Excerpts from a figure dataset

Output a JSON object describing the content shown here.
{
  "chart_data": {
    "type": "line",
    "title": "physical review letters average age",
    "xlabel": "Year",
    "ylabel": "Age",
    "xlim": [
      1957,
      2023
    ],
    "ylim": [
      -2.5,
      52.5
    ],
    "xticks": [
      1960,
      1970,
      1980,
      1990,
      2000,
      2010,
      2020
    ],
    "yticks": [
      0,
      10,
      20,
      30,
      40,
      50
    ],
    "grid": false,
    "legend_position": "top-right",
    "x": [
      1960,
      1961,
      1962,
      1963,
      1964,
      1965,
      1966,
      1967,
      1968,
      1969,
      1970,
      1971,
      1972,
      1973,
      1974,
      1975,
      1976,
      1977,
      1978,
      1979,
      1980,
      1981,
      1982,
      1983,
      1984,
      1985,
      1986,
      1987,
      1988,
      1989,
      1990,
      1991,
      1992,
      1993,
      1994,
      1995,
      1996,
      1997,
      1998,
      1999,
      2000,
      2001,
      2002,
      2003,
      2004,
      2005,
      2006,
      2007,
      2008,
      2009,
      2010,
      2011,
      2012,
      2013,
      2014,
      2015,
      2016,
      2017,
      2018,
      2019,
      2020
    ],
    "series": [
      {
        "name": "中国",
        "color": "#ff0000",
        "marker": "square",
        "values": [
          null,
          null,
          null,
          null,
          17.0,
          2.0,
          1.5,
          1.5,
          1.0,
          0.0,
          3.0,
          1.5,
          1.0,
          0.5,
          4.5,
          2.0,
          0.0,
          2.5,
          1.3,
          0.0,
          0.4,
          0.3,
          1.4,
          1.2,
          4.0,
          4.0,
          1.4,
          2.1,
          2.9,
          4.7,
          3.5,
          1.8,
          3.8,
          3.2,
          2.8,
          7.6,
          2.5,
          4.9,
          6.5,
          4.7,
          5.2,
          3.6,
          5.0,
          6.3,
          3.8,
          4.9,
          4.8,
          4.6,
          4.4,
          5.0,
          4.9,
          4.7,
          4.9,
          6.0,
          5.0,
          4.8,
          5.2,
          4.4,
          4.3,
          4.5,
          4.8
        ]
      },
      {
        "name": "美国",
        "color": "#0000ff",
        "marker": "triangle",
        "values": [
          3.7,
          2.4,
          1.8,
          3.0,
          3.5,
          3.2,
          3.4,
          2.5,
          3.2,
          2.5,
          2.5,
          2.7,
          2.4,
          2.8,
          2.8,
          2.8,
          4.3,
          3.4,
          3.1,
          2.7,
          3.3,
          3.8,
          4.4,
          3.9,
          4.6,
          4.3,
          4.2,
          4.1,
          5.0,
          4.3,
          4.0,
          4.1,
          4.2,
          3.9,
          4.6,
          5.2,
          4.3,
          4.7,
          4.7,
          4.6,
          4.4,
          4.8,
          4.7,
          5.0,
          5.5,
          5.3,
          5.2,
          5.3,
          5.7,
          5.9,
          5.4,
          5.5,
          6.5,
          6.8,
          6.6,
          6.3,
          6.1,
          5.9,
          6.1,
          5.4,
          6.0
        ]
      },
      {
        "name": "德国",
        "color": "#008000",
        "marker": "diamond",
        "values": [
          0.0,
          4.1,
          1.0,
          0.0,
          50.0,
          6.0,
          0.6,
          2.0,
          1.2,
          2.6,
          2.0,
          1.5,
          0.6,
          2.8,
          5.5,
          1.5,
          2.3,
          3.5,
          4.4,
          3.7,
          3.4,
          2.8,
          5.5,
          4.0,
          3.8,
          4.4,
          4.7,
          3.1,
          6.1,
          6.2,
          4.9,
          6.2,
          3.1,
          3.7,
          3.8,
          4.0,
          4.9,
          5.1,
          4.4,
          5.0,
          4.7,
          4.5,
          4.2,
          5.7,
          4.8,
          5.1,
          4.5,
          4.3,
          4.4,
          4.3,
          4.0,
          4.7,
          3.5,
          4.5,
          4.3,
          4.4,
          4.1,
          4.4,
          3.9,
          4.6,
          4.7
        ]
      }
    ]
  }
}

# Written task:
Give the entries again in full, exactly as they are written.

# Solution to this task:
Output a JSON object describing the content shown here.
{
  "chart_data": {
    "type": "line",
    "title": "physical review letters average age",
    "xlabel": "Year",
    "ylabel": "Age",
    "xlim": [
      1957,
      2023
    ],
    "ylim": [
      -2.5,
      52.5
    ],
    "xticks": [
      1960,
      1970,
      1980,
      1990,
      2000,
      2010,
      2020
    ],
    "yticks": [
      0,
      10,
      20,
      30,
      40,
      50
    ],
    "grid": false,
    "legend_position": "top-right",
    "x": [
      1960,
      1961,
      1962,
      1963,
      1964,
      1965,
      1966,
      1967,
      1968,
      1969,
      1970,
      1971,
      1972,
      1973,
      1974,
      1975,
      1976,
      1977,
      1978,
      1979,
      1980,
      1981,
      1982,
      1983,
      1984,
      1985,
      1986,
      1987,
      1988,
      1989,
      1990,
      1991,
      1992,
      1993,
      1994,
      1995,
      1996,
      1997,
      1998,
      1999,
      2000,
      2001,
      2002,
      2003,
      2004,
      2005,
      2006,
      2007,
      2008,
      2009,
      2010,
      2011,
      2012,
      2013,
      2014,
      2015,
      2016,
      2017,
      2018,
      2019,
      2020
    ],
    "series": [
      {
        "name": "中国",
        "color": "#ff0000",
        "marker": "square",
        "values": [
          null,
          null,
          null,
          null,
          17.0,
          2.0,
          1.5,
          1.5,
          1.0,
          0.0,
          3.0,
          1.5,
          1.0,
          0.5,
          4.5,
          2.0,
          0.0,
          2.5,
          1.3,
          0.0,
          0.4,
          0.3,
          1.4,
          1.2,
          4.0,
          4.0,
          1.4,
          2.1,
          2.9,
          4.7,
          3.5,
          1.8,
          3.8,
          3.2,
          2.8,
          7.6,
          2.5,
          4.9,
          6.5,
          4.7,
          5.2,
          3.6,
          5.0,
          6.3,
          3.8,
          4.9,
          4.8,
          4.6,
          4.4,
          5.0,
          4.9,
          4.7,
          4.9,
          6.0,
          5.0,
          4.8,
          5.2,
          4.4,
          4.3,
          4.5,
          4.8
        ]
      },
      {
        "name": "美国",
        "color": "#0000ff",
        "marker": "triangle",
        "values": [
          3.7,
          2.4,
          1.8,
          3.0,
          3.5,
          3.2,
          3.4,
          2.5,
          3.2,
          2.5,
          2.5,
          2.7,
          2.4,
          2.8,
          2.8,
          2.8,
          4.3,
          3.4,
          3.1,
          2.7,
          3.3,
          3.8,
          4.4,
          3.9,
          4.6,
          4.3,
          4.2,
          4.1,
          5.0,
          4.3,
          4.0,
          4.1,
          4.2,
          3.9,
          4.6,
          5.2,
          4.3,
          4.7,
          4.7,
          4.6,
          4.4,
          4.8,
          4.7,
          5.0,
          5.5,
          5.3,
          5.2,
          5.3,
          5.7,
          5.9,
          5.4,
          5.5,
          6.5,
          6.8,
          6.6,
          6.3,
          6.1,
          5.9,
          6.1,
          5.4,
          6.0
        ]
      },
      {
        "name": "德国",
        "color": "#008000",
        "marker": "diamond",
        "values": [
          0.0,
          4.1,
          1.0,
          0.0,
          50.0,
          6.0,
          0.6,
          2.0,
          1.2,
          2.6,
          2.0,
          1.5,
          0.6,
          2.8,
          5.5,
          1.5,
          2.3,
          3.5,
          4.4,
          3.7,
          3.4,
          2.8,
          5.5,
          4.0,
          3.8,
          4.4,
          4.7,
          3.1,
          6.1,
          6.2,
          4.9,
          6.2,
          3.1,
          3.7,
          3.8,
          4.0,
          4.9,
          5.1,
          4.4,
          5.0,
          4.7,
          4.5,
          4.2,
          5.7,
          4.8,
          5.1,
          4.5,
          4.3,
          4.4,
          4.3,
          4.0,
          4.7,
          3.5,
          4.5,
          4.3,
          4.4,
          4.1,
          4.4,
          3.9,
          4.6,
          4.7
        ]
      }
    ]
  }
}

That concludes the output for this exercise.